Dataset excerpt
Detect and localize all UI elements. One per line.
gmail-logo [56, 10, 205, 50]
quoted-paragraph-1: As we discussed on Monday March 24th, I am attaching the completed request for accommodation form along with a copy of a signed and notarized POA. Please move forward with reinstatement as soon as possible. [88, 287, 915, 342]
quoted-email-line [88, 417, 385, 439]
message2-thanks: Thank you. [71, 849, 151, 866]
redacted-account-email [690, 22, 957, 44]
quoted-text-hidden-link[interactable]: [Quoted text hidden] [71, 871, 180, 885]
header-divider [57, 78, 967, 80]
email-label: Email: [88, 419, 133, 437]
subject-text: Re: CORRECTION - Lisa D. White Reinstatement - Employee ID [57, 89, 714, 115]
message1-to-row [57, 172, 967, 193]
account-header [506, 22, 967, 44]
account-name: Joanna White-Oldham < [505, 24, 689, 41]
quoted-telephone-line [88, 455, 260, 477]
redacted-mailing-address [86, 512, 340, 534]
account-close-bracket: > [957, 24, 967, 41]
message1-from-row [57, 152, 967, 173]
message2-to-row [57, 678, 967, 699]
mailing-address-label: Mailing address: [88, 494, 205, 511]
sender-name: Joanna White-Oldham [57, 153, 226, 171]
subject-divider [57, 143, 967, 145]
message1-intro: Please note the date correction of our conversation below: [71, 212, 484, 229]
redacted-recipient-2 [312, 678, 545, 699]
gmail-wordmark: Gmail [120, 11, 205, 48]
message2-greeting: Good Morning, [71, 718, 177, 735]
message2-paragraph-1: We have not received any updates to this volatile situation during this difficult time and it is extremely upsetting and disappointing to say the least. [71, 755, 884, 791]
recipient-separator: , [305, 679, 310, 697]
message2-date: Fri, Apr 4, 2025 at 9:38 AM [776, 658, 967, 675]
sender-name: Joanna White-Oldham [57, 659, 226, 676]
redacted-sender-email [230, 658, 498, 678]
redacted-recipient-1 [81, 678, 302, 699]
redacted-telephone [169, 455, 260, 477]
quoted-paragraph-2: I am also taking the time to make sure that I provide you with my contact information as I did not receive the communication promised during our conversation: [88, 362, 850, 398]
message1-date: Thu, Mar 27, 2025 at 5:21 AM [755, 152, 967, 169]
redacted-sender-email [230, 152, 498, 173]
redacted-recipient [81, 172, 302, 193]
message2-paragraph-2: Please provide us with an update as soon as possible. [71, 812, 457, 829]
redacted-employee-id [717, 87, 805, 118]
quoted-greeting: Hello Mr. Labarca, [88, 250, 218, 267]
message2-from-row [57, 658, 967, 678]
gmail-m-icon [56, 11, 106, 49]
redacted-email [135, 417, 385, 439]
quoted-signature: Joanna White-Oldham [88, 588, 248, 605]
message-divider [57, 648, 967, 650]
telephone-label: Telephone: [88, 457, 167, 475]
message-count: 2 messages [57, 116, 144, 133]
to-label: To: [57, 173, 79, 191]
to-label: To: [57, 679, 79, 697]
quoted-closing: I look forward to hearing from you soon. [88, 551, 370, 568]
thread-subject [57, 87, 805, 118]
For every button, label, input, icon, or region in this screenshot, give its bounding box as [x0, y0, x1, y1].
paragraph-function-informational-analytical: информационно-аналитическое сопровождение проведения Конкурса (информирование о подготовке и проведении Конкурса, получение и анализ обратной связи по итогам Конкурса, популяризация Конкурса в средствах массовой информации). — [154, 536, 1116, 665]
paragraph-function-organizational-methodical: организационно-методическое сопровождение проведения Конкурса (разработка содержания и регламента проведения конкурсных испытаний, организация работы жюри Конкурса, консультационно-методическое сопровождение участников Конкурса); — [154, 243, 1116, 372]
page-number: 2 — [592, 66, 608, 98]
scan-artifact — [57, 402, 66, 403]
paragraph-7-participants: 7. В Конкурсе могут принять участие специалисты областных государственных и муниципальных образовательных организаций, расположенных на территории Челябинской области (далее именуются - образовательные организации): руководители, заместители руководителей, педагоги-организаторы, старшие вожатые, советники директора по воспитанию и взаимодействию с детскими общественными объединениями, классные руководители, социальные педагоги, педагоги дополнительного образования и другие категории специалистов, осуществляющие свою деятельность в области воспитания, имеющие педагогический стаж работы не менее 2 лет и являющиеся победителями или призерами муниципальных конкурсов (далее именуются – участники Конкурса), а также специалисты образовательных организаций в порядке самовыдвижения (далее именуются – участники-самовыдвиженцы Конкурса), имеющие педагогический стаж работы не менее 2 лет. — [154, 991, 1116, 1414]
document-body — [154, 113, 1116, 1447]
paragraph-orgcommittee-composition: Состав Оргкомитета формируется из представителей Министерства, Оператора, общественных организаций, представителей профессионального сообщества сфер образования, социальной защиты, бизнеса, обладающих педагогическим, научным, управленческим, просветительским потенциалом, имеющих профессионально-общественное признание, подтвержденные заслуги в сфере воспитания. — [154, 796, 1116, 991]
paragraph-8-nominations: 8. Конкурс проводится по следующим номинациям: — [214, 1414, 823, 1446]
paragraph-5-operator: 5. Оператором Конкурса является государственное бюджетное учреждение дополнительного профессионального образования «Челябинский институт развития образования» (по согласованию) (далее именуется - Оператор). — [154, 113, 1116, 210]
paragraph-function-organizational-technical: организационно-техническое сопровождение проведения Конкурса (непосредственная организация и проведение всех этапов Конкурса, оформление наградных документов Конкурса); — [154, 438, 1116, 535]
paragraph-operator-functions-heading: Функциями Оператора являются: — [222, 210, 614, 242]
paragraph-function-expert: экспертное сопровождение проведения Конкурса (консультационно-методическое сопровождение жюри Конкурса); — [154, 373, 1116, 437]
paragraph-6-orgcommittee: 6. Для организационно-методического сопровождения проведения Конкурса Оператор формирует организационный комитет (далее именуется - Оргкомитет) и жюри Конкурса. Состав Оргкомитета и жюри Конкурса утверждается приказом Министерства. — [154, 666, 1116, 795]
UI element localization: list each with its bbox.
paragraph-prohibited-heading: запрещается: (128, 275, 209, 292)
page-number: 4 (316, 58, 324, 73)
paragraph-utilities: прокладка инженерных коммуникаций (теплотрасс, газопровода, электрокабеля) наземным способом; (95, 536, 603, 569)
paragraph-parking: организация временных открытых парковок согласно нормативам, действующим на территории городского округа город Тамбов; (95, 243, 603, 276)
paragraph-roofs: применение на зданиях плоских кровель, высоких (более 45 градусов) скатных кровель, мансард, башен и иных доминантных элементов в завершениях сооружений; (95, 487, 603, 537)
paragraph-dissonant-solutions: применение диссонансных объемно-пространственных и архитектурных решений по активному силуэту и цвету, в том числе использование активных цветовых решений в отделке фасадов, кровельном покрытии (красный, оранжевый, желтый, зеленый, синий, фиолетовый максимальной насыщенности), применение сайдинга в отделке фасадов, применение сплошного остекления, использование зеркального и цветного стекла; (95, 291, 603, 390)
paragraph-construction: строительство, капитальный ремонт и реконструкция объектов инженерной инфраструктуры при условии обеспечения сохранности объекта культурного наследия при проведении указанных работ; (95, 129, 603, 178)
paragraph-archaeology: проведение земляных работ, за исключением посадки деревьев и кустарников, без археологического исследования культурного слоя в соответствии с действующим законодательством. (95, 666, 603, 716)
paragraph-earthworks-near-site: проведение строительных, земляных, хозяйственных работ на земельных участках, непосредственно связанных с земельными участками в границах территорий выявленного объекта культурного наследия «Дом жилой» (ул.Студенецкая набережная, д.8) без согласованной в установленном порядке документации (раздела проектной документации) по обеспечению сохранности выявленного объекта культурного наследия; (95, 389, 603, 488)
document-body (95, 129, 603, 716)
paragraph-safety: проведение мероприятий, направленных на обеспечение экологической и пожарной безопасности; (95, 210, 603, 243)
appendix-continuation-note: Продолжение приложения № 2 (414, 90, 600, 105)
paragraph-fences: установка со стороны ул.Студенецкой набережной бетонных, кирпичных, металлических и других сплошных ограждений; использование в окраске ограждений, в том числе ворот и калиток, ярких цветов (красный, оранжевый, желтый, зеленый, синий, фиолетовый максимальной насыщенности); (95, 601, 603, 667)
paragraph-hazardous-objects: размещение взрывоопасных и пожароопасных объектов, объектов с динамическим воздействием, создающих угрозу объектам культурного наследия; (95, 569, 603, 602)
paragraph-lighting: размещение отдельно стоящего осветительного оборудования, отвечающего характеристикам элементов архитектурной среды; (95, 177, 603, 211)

Exercise aim: Copy out the lines from the very start of the dataset excerpt through the line containing "recipient-separator: , [305, 679, 310, 697]", including both ends.

Result of this exercise:
Detect and localize all UI elements. One per line.
gmail-logo [56, 10, 205, 50]
quoted-paragraph-1: As we discussed on Monday March 24th, I am attaching the completed request for accommodation form along with a copy of a signed and notarized POA. Please move forward with reinstatement as soon as possible. [88, 287, 915, 342]
quoted-email-line [88, 417, 385, 439]
message2-thanks: Thank you. [71, 849, 151, 866]
redacted-account-email [690, 22, 957, 44]
quoted-text-hidden-link[interactable]: [Quoted text hidden] [71, 871, 180, 885]
header-divider [57, 78, 967, 80]
email-label: Email: [88, 419, 133, 437]
subject-text: Re: CORRECTION - Lisa D. White Reinstatement - Employee ID [57, 89, 714, 115]
message1-to-row [57, 172, 967, 193]
account-header [506, 22, 967, 44]
account-name: Joanna White-Oldham < [505, 24, 689, 41]
quoted-telephone-line [88, 455, 260, 477]
redacted-mailing-address [86, 512, 340, 534]
account-close-bracket: > [957, 24, 967, 41]
message1-from-row [57, 152, 967, 173]
message2-to-row [57, 678, 967, 699]
mailing-address-label: Mailing address: [88, 494, 205, 511]
sender-name: Joanna White-Oldham [57, 153, 226, 171]
subject-divider [57, 143, 967, 145]
message1-intro: Please note the date correction of our conversation below: [71, 212, 484, 229]
redacted-recipient-2 [312, 678, 545, 699]
gmail-wordmark: Gmail [120, 11, 205, 48]
message2-greeting: Good Morning, [71, 718, 177, 735]
message2-paragraph-1: We have not received any updates to this volatile situation during this difficult time and it is extremely upsetting and disappointing to say the least. [71, 755, 884, 791]
recipient-separator: , [305, 679, 310, 697]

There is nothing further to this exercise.